**Task input:**
[start]
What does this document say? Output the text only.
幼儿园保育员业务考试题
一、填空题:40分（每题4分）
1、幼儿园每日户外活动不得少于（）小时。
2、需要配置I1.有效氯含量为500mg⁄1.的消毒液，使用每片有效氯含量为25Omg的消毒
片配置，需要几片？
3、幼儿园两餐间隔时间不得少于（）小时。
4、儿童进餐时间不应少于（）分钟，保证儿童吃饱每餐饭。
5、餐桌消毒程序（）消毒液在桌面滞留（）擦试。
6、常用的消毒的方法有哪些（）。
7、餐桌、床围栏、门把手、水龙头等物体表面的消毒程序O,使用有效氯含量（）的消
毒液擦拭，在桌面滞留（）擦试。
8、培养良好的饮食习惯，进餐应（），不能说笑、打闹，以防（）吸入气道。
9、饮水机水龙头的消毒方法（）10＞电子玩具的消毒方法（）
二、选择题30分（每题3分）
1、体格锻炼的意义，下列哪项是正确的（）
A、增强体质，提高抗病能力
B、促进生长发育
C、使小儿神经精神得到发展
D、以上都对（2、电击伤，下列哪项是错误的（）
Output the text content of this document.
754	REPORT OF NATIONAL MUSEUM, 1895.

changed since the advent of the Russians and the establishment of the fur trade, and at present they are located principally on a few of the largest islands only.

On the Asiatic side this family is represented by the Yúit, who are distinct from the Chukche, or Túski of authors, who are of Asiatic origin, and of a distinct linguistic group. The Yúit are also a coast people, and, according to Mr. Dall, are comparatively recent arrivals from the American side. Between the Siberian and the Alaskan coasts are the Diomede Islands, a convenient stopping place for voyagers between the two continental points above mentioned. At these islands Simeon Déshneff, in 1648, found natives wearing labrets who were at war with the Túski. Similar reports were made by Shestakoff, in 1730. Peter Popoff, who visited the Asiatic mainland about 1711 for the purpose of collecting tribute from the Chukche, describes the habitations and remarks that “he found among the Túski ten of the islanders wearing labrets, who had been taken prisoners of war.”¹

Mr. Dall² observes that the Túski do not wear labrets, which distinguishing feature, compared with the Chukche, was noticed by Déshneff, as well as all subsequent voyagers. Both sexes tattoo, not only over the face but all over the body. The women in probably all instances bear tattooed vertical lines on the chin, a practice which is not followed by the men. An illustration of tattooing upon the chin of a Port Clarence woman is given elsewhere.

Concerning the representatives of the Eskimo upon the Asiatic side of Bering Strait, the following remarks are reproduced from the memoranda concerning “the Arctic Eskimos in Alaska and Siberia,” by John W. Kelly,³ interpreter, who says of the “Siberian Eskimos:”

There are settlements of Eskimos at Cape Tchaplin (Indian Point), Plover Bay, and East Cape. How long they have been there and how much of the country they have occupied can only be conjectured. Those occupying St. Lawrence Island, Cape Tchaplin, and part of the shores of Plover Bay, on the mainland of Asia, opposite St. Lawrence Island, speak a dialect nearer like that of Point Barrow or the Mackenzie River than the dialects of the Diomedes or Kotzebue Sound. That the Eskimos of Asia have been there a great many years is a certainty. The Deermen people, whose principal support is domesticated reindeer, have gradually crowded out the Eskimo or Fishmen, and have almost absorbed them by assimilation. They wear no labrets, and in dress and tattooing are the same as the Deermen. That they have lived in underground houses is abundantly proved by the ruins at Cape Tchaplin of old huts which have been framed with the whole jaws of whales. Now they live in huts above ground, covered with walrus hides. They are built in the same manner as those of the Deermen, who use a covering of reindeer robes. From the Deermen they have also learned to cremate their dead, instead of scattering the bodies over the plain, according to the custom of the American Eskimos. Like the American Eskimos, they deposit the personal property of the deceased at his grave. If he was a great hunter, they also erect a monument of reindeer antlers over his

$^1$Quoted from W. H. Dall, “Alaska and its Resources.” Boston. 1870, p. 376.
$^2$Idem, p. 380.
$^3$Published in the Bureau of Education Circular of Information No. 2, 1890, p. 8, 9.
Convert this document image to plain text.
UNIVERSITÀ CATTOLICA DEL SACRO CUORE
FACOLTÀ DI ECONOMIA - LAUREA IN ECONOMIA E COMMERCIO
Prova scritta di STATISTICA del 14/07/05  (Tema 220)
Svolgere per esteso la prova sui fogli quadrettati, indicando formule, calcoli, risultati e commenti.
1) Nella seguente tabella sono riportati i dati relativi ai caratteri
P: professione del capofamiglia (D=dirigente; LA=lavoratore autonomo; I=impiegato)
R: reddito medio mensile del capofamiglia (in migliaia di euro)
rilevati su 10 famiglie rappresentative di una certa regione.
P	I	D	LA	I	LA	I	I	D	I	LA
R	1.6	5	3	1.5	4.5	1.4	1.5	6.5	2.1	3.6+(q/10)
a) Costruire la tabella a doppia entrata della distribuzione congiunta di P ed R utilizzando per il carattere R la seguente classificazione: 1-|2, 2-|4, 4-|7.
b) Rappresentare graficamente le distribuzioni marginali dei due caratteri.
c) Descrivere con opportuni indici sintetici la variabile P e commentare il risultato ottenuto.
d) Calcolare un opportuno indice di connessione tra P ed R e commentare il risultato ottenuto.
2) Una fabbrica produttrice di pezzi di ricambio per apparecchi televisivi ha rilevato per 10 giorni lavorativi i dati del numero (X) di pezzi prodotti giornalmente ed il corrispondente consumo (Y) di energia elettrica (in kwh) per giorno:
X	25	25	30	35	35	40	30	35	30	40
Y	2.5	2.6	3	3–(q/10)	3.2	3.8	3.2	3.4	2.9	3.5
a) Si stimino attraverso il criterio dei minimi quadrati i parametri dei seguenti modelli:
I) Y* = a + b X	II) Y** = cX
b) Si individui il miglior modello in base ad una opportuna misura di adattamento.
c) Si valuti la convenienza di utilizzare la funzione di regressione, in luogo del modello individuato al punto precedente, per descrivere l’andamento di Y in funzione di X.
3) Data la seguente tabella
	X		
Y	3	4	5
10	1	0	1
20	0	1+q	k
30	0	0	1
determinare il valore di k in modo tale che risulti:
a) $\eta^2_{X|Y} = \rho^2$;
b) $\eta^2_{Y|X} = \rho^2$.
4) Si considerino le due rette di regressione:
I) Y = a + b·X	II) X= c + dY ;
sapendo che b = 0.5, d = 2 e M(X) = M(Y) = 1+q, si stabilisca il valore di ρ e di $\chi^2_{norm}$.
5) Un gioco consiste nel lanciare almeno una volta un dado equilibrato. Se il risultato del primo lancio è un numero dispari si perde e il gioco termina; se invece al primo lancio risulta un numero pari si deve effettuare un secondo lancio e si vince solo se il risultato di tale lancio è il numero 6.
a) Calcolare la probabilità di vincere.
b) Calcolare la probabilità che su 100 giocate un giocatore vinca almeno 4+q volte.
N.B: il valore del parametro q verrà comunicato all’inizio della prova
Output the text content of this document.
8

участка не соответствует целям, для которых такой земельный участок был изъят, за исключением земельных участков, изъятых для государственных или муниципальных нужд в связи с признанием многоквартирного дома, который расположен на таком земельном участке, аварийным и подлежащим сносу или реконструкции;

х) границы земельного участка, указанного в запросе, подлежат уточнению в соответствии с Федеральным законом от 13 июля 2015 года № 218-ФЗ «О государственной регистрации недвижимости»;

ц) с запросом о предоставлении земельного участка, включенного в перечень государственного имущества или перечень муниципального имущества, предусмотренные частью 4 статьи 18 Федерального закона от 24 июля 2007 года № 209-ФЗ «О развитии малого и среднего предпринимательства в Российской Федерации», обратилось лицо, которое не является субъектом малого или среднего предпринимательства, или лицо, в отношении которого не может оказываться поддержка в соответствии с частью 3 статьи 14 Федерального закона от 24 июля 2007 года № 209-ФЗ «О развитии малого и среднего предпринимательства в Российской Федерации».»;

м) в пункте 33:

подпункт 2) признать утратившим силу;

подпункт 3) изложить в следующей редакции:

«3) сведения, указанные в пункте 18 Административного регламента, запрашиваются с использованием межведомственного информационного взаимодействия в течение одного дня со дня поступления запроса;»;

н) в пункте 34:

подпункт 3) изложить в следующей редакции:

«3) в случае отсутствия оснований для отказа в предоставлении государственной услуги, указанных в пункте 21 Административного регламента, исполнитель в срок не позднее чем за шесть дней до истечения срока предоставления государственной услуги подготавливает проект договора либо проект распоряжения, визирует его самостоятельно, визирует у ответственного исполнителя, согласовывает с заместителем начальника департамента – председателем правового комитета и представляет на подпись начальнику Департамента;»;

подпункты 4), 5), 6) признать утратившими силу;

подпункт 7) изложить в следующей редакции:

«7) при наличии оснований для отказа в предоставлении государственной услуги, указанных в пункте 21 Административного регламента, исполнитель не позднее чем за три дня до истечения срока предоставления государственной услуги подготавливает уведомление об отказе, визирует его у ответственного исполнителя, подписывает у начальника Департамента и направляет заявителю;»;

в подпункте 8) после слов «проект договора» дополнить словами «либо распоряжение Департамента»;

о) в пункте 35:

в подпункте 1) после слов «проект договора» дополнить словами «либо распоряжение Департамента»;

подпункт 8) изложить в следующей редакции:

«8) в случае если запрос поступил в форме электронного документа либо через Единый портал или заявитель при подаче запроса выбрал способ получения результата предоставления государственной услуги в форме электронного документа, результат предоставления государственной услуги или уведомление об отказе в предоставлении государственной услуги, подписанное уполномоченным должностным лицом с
[end]
**Requirement:** How many lines in the listing above contain "запроса"? Answer with the number alone.

**Exercise result:** 2